Filter the records below and copy every line containing the word "this".
----- Data listing -----
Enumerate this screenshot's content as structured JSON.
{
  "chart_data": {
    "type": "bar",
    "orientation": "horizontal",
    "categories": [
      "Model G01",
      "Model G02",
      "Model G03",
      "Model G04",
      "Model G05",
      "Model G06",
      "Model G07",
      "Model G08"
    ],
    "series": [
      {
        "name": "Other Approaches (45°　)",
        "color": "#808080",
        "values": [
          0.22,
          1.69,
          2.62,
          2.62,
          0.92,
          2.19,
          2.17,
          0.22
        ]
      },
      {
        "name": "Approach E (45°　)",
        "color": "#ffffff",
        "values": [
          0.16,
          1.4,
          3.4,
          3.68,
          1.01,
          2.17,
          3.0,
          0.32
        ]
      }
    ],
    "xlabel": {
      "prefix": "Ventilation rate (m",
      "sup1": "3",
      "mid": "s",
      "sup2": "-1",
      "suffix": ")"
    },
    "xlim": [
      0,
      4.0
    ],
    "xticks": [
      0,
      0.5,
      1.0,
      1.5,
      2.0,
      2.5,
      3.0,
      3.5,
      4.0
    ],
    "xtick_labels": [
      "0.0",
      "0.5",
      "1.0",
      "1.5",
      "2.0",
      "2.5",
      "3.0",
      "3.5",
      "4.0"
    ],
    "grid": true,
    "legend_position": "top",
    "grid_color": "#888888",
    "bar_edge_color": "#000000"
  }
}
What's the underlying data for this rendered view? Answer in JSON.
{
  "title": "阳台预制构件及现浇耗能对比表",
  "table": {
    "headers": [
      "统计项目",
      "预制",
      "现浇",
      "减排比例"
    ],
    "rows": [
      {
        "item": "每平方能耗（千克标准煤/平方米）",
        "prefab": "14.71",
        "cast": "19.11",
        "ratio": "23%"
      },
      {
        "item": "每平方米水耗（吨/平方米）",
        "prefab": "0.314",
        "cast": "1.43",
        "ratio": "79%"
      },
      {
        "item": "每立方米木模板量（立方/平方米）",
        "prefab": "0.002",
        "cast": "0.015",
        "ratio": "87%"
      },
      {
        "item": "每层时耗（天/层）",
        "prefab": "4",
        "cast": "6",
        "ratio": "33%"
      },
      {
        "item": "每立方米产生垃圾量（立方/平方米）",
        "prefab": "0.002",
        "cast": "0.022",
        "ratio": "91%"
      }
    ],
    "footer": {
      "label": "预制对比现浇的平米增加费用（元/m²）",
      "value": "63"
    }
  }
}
-----
(Output of the exercise):
Enumerate this screenshot's content as structured JSON.
What's the underlying data for this rendered view? Answer in JSON.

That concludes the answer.